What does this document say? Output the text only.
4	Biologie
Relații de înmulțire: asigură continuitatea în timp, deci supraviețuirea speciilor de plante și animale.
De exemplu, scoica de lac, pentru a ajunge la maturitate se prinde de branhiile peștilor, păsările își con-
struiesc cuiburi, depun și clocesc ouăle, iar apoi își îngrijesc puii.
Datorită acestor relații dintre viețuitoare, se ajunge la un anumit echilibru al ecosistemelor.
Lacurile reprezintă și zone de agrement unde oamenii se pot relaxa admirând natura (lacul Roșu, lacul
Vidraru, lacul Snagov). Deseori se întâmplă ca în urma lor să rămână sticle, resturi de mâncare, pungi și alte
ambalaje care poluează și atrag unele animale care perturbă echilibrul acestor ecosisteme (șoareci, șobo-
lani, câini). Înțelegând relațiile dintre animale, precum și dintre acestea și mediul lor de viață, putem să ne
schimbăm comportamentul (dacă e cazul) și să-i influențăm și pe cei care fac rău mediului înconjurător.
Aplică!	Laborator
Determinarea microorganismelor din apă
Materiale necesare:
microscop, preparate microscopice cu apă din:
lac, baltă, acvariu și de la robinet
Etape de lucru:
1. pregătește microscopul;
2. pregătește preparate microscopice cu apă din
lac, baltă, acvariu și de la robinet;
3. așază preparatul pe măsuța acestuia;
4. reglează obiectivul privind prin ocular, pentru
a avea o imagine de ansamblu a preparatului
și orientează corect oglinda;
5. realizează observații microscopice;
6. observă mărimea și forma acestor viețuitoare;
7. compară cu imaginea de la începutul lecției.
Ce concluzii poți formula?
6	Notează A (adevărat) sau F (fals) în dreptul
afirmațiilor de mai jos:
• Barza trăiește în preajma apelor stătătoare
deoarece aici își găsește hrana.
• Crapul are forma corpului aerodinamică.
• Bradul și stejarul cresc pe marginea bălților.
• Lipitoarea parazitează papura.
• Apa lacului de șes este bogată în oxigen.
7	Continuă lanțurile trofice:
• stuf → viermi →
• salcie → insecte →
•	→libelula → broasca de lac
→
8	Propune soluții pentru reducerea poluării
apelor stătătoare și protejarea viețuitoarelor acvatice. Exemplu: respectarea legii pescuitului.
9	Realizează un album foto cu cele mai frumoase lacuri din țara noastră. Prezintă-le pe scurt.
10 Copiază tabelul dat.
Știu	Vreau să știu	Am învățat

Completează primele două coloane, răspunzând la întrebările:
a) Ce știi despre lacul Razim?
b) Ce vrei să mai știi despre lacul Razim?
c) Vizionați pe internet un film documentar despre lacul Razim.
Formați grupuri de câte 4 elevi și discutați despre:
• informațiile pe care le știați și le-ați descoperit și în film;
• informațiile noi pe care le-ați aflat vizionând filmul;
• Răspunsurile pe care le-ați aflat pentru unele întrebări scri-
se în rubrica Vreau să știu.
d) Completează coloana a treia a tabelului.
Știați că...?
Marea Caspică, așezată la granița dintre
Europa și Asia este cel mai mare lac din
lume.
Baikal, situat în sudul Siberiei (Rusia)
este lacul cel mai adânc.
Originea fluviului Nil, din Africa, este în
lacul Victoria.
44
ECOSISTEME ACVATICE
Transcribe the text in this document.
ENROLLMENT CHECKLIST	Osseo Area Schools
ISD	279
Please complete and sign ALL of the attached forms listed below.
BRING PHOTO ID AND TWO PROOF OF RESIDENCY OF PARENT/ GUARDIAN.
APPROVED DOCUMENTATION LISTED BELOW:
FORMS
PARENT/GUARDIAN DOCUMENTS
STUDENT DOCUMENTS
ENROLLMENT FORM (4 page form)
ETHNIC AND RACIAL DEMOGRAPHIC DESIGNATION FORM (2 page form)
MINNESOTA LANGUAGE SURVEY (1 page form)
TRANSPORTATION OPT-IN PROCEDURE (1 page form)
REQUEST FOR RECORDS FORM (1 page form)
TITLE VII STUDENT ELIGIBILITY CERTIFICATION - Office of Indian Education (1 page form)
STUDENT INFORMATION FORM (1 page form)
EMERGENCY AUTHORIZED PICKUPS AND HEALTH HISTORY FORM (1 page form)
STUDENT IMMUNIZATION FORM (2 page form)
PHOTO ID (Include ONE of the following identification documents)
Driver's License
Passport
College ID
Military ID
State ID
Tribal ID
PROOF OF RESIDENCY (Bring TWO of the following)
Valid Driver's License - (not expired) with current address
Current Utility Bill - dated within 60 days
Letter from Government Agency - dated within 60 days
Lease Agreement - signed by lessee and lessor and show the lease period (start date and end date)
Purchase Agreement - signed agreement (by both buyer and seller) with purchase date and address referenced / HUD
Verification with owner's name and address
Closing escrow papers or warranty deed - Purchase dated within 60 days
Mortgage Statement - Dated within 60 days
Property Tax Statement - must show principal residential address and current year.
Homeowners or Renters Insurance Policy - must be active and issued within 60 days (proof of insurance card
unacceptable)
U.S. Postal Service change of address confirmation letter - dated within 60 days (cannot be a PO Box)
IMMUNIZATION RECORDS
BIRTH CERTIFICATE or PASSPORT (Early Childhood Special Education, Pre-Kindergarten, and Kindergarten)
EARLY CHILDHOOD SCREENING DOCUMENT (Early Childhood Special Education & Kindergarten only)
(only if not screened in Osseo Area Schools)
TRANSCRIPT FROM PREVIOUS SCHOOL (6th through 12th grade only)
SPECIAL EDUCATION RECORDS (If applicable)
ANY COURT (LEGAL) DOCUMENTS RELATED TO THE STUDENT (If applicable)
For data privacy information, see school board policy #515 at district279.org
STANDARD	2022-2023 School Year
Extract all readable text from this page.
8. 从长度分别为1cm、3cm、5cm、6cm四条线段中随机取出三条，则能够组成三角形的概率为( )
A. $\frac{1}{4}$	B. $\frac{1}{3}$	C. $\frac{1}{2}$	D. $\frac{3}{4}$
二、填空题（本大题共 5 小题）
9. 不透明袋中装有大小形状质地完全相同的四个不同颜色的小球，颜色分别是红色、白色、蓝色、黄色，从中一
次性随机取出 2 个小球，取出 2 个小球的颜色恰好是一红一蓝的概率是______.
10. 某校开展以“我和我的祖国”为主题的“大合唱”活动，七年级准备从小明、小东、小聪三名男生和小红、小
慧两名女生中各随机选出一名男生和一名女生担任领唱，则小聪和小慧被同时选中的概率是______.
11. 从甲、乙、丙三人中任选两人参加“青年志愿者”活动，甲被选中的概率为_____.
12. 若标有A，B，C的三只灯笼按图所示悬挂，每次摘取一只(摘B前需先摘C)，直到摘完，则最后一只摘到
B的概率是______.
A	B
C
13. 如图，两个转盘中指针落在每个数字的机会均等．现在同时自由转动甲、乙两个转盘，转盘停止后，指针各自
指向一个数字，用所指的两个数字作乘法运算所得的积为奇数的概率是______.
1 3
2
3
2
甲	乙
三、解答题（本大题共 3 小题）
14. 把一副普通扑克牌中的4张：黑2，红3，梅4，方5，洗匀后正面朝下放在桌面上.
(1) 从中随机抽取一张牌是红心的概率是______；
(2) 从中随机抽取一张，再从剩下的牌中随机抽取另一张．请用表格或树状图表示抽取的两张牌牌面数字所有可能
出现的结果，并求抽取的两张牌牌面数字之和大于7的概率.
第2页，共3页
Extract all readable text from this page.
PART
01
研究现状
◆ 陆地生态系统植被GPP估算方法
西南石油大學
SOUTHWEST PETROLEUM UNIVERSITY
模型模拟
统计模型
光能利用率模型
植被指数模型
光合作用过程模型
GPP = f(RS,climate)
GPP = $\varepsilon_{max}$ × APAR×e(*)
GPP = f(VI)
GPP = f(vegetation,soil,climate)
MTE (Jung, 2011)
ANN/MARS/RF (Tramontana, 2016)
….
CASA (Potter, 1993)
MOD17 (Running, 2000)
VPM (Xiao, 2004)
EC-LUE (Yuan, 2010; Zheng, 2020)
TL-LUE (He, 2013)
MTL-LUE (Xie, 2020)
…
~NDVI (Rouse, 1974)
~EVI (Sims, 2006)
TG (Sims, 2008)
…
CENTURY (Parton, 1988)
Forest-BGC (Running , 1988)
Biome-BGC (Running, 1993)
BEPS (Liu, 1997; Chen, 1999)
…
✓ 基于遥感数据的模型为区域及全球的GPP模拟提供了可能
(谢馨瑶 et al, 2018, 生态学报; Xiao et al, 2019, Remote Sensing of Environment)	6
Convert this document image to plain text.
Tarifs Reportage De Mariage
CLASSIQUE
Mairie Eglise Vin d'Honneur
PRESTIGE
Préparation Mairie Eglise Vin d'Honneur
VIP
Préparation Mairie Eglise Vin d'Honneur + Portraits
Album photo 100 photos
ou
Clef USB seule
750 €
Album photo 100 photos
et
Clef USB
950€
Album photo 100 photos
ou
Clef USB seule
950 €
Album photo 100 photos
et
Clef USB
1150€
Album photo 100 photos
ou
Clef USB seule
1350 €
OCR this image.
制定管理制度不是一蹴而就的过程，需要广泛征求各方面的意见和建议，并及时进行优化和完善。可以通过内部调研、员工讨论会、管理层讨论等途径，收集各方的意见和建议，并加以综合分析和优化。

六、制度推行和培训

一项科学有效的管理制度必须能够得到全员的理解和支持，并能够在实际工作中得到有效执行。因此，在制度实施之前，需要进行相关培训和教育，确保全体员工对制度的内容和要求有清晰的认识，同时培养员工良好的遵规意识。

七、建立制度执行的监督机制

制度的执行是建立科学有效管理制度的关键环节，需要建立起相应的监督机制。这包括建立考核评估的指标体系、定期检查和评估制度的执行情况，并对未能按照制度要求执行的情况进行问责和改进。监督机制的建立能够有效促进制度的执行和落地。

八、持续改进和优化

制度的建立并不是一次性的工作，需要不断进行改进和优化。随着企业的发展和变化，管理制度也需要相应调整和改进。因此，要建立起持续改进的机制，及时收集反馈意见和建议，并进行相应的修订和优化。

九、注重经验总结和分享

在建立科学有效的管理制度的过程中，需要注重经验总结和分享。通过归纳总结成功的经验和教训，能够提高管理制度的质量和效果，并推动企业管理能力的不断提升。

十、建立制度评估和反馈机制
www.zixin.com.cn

• **Task to complete**: Scan the material for lines with the word "Childhood", and copy each line you find.

• **Exercise result**:
BIRTH CERTIFICATE or PASSPORT (Early Childhood Special Education, Pre-Kindergarten, and Kindergarten)
EARLY CHILDHOOD SCREENING DOCUMENT (Early Childhood Special Education & Kindergarten only)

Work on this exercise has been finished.